- What is required:
Examine the material below. Gather every line in which the string "order" appears.

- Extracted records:
<<<<
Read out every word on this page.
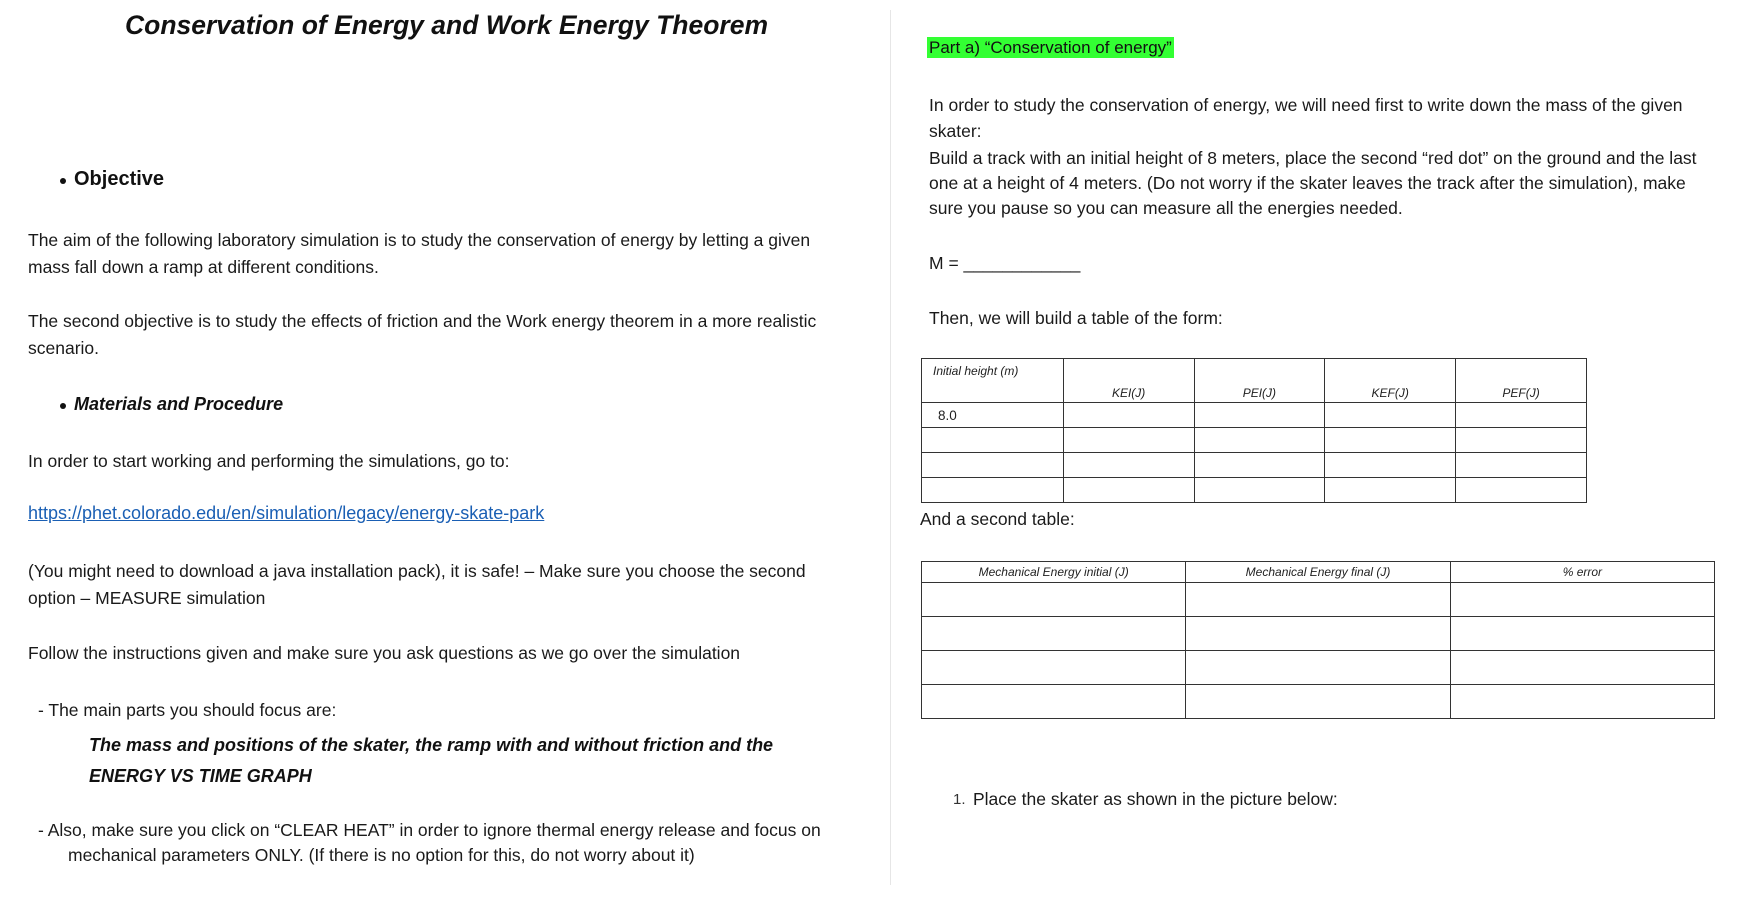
Conservation of Energy and Work Energy Theorem
Objective
The aim of the following laboratory simulation is to study the conservation of energy by letting a given
mass fall down a ramp at different conditions.
The second objective is to study the effects of friction and the Work energy theorem in a more realistic
scenario.
Materials and Procedure
In order to start working and performing the simulations, go to:
https://phet.colorado.edu/en/simulation/legacy/energy-skate-park
(You might need to download a java installation pack), it is safe! – Make sure you choose the second
option – MEASURE simulation
Follow the instructions given and make sure you ask questions as we go over the simulation
- The main parts you should focus are:
The mass and positions of the skater, the ramp with and without friction and the
ENERGY VS TIME GRAPH
- Also, make sure you click on “CLEAR HEAT” in order to ignore thermal energy release and focus on
mechanical parameters ONLY. (If there is no option for this, do not worry about it)
Part a) “Conservation of energy”
In order to study the conservation of energy, we will need first to write down the mass of the given
skater:
Build a track with an initial height of 8 meters, place the second “red dot” on the ground and the last
one at a height of 4 meters. (Do not worry if the skater leaves the track after the simulation), make
sure you pause so you can measure all the energies needed.
M = ____________
Then, we will build a table of the form:
Initial height (m)	KEI(J)	PEI(J)	KEF(J)	PEF(J)
8.0				

And a second table:
Mechanical Energy initial (J)	Mechanical Energy final (J)	% error

1. Place the skater as shown in the picture below:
>>>>
- Finished task:
In order to start working and performing the simulations, go to:
- Also, make sure you click on “CLEAR HEAT” in order to ignore thermal energy release and focus on
In order to study the conservation of energy, we will need first to write down the mass of the given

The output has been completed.